#### DIRECTIONS FOR THIS TASK:
Examine the material below. Gather every line in which the string "fritiden" appears.

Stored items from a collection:
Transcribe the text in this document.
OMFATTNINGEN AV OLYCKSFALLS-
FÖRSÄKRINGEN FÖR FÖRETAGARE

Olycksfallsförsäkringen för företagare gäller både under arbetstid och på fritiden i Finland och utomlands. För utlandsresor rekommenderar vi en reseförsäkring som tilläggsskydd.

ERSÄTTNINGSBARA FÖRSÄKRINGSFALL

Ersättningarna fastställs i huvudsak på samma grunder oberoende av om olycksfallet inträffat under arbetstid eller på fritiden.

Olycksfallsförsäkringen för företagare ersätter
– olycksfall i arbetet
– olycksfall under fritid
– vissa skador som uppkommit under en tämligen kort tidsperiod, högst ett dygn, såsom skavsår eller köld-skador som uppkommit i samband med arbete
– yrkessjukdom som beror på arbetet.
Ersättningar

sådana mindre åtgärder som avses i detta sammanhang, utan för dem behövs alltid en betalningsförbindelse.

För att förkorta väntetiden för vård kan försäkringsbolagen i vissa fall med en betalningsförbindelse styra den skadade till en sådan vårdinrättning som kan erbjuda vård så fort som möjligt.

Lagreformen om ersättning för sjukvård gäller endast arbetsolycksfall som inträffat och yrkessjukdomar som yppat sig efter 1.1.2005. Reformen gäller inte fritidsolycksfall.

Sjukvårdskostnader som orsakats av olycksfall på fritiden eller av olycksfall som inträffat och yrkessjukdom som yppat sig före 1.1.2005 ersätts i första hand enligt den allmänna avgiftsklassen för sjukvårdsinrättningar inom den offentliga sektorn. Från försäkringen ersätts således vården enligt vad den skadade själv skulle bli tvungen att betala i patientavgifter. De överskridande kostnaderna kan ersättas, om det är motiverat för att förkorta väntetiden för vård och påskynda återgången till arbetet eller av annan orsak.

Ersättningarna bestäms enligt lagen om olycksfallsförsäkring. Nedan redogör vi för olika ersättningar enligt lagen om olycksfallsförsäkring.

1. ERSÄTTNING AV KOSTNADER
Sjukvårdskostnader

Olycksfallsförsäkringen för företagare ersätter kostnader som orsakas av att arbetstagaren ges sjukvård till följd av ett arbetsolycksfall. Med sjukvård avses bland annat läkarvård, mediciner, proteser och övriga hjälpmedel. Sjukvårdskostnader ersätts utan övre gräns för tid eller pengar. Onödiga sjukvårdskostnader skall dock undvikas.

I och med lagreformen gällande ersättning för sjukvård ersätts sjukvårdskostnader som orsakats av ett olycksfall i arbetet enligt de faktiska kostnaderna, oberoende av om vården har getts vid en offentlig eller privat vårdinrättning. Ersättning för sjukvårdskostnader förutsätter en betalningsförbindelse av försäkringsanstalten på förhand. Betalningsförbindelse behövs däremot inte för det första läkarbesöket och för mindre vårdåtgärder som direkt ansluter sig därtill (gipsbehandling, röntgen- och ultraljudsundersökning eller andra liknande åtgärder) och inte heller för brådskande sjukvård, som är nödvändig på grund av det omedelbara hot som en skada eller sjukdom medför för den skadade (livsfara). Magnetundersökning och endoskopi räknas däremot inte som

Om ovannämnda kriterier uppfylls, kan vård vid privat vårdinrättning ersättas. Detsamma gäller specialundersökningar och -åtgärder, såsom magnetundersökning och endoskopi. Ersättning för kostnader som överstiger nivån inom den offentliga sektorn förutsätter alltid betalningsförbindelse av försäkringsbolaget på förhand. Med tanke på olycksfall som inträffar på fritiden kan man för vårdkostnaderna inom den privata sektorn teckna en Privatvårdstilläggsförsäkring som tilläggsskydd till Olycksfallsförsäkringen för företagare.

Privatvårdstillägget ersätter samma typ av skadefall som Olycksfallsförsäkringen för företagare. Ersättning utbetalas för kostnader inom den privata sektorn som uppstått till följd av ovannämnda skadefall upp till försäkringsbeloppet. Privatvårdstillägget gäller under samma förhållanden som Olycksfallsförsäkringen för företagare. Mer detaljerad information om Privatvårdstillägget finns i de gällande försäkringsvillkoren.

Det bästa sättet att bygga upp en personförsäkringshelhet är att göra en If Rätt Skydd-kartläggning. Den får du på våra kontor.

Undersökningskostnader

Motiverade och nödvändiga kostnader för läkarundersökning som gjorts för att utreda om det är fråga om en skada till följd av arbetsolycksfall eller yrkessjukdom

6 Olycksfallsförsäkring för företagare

#### TASK RESULT:
Olycksfallsförsäkringen för företagare gäller både under arbetstid och på fritiden i Finland och utomlands. För utlandsresor rekommenderar vi en reseförsäkring som tilläggsskydd.
Ersättningarna fastställs i huvudsak på samma grunder oberoende av om olycksfallet inträffat under arbetstid eller på fritiden.
Sjukvårdskostnader som orsakats av olycksfall på fritiden eller av olycksfall som inträffat och yrkessjukdom som yppat sig före 1.1.2005 ersätts i första hand enligt den allmänna avgiftsklassen för sjukvårdsinrättningar inom den offentliga sektorn. Från försäkringen ersätts således vården enligt vad den skadade själv skulle bli tvungen att betala i patientavgifter. De överskridande kostnaderna kan ersättas, om det är motiverat för att förkorta väntetiden för vård och påskynda återgången till arbetet eller av annan orsak.
Om ovannämnda kriterier uppfylls, kan vård vid privat vårdinrättning ersättas. Detsamma gäller specialundersökningar och -åtgärder, såsom magnetundersökning och endoskopi. Ersättning för kostnader som överstiger nivån inom den offentliga sektorn förutsätter alltid betalningsförbindelse av försäkringsbolaget på förhand. Med tanke på olycksfall som inträffar på fritiden kan man för vårdkostnaderna inom den privata sektorn teckna en Privatvårdstilläggsförsäkring som tilläggsskydd till Olycksfallsförsäkringen för företagare.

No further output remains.